» **Excerpted records**
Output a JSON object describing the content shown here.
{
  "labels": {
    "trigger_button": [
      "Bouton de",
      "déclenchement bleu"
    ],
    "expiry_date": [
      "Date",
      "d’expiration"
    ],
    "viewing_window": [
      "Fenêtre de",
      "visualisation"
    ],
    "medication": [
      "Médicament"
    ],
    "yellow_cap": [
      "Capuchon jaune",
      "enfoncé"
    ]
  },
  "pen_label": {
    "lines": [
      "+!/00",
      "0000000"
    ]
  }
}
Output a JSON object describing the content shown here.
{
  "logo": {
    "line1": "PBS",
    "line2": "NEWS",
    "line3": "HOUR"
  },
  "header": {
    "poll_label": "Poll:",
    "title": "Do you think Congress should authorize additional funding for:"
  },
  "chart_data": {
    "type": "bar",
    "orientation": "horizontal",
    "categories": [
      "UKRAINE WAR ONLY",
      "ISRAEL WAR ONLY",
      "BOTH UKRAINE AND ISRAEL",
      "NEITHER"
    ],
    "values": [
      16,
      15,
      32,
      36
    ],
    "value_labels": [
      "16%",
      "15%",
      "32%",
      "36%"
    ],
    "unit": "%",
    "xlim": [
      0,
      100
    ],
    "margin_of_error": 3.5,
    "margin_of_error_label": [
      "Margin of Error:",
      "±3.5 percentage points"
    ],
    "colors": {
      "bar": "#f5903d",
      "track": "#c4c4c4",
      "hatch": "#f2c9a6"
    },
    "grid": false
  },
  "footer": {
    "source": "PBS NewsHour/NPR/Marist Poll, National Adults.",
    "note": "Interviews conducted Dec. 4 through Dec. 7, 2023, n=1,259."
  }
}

» **Exercise prompt**
Print every line of the records exactly. Omit nothing.

» **Output of the task**
Output a JSON object describing the content shown here.
{
  "labels": {
    "trigger_button": [
      "Bouton de",
      "déclenchement bleu"
    ],
    "expiry_date": [
      "Date",
      "d’expiration"
    ],
    "viewing_window": [
      "Fenêtre de",
      "visualisation"
    ],
    "medication": [
      "Médicament"
    ],
    "yellow_cap": [
      "Capuchon jaune",
      "enfoncé"
    ]
  },
  "pen_label": {
    "lines": [
      "+!/00",
      "0000000"
    ]
  }
}
Output a JSON object describing the content shown here.
{
  "logo": {
    "line1": "PBS",
    "line2": "NEWS",
    "line3": "HOUR"
  },
  "header": {
    "poll_label": "Poll:",
    "title": "Do you think Congress should authorize additional funding for:"
  },
  "chart_data": {
    "type": "bar",
    "orientation": "horizontal",
    "categories": [
      "UKRAINE WAR ONLY",
      "ISRAEL WAR ONLY",
      "BOTH UKRAINE AND ISRAEL",
      "NEITHER"
    ],
    "values": [
      16,
      15,
      32,
      36
    ],
    "value_labels": [
      "16%",
      "15%",
      "32%",
      "36%"
    ],
    "unit": "%",
    "xlim": [
      0,
      100
    ],
    "margin_of_error": 3.5,
    "margin_of_error_label": [
      "Margin of Error:",
      "±3.5 percentage points"
    ],
    "colors": {
      "bar": "#f5903d",
      "track": "#c4c4c4",
      "hatch": "#f2c9a6"
    },
    "grid": false
  },
  "footer": {
    "source": "PBS NewsHour/NPR/Marist Poll, National Adults.",
    "note": "Interviews conducted Dec. 4 through Dec. 7, 2023, n=1,259."
  }
}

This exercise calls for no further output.